## WHAT IS EXPECTED
Only lines with the word "Four" are needed; collect each of them from the listing below.

Saved entries:

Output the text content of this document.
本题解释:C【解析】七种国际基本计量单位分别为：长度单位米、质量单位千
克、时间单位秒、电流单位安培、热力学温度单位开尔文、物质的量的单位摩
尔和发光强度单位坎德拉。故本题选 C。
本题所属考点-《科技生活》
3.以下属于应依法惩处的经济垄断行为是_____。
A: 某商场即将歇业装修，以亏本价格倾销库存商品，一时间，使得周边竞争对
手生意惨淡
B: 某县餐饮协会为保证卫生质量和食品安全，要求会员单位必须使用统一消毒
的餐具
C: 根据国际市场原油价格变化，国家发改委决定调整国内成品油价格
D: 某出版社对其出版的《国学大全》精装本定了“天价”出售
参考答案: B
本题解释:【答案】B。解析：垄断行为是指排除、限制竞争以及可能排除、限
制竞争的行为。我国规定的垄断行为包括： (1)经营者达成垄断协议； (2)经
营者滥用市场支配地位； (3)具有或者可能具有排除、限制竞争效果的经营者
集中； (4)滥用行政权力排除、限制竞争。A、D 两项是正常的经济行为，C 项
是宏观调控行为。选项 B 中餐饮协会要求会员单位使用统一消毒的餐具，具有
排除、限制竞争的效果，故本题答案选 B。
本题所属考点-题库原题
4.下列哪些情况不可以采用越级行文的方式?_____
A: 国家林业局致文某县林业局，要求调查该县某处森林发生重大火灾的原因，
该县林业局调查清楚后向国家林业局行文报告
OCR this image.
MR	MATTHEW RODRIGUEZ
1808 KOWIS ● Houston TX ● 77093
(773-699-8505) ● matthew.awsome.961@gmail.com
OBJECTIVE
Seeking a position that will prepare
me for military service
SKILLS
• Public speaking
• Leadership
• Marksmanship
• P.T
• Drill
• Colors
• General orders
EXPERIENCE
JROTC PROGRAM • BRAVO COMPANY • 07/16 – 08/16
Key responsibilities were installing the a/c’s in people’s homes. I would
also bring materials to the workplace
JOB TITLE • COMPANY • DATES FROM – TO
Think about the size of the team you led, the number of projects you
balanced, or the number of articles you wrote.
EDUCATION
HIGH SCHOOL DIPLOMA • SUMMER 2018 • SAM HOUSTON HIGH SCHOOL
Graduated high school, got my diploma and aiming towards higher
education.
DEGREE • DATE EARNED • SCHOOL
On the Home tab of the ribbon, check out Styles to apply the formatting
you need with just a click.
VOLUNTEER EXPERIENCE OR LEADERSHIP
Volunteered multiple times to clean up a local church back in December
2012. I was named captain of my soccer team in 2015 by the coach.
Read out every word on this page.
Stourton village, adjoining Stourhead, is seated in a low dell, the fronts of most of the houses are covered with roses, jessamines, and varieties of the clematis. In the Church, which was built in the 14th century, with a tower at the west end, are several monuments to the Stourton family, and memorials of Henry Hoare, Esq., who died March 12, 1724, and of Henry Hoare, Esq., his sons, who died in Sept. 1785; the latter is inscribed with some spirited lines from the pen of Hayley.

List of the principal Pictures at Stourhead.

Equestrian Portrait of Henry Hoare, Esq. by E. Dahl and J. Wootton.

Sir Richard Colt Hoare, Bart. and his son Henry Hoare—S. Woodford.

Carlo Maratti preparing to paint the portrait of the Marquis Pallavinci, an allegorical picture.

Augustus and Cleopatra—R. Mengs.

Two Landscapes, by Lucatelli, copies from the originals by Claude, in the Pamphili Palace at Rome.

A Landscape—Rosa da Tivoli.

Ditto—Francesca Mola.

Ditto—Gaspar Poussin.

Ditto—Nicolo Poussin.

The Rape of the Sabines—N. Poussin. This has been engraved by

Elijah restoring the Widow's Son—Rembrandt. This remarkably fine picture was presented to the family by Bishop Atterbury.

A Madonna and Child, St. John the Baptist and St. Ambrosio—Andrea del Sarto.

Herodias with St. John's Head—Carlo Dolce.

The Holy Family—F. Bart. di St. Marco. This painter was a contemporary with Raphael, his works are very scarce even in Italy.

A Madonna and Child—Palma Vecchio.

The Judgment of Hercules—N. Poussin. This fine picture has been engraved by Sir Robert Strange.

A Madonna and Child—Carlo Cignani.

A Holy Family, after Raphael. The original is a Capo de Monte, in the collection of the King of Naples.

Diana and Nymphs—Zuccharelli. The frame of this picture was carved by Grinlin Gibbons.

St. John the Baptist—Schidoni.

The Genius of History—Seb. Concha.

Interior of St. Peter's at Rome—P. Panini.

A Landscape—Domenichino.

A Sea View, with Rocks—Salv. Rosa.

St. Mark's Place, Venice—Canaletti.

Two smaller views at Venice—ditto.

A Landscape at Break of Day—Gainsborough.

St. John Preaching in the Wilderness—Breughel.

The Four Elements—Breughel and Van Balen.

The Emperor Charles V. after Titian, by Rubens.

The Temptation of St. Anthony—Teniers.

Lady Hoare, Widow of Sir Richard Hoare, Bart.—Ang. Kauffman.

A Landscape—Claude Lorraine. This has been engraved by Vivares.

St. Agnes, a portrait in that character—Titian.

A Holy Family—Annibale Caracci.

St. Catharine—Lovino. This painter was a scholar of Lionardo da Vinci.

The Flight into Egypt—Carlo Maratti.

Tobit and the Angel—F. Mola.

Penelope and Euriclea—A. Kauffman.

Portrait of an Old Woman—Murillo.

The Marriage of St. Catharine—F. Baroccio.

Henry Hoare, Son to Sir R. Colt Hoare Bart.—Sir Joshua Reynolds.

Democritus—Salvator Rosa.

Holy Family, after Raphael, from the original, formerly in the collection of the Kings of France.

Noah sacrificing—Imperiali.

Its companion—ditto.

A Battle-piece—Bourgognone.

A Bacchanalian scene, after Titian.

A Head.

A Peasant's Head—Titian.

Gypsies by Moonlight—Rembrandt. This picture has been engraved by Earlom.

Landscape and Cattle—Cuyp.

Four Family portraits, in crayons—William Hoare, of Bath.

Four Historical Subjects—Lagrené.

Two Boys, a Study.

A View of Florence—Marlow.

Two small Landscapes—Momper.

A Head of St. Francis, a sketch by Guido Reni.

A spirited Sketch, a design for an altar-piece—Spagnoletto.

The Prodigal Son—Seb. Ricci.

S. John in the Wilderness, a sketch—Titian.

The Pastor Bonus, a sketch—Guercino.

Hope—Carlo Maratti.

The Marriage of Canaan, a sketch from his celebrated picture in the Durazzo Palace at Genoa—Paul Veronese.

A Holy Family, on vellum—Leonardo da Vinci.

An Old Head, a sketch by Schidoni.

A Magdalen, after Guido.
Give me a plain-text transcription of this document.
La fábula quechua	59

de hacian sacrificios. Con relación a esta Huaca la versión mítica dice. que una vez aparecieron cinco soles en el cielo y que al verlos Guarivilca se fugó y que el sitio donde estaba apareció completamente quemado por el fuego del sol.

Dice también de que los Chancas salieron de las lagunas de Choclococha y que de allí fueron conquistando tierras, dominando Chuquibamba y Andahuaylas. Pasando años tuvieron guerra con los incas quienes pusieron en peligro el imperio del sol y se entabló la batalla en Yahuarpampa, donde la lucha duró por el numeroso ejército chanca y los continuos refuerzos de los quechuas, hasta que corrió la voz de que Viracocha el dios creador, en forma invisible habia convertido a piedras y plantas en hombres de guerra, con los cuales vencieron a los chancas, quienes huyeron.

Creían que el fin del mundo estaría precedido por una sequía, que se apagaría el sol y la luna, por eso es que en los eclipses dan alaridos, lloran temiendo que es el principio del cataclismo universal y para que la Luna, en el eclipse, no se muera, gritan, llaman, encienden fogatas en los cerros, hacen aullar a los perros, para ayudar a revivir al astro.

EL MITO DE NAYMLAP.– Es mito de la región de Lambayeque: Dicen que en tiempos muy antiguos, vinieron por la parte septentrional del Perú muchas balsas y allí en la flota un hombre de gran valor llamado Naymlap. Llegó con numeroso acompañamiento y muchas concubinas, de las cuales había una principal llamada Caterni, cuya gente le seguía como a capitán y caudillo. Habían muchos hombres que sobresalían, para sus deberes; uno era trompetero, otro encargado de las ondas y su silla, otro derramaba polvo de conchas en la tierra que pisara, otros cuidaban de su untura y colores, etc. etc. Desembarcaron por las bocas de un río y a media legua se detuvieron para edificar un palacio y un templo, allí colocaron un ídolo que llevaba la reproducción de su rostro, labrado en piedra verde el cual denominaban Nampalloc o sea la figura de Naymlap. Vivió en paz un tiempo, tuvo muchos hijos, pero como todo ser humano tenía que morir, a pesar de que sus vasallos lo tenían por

## CORRECT ANSWER
The Four Elements—Breughel and Van Balen.
Four Family portraits, in crayons—William Hoare, of Bath.
Four Historical Subjects—Lagrené.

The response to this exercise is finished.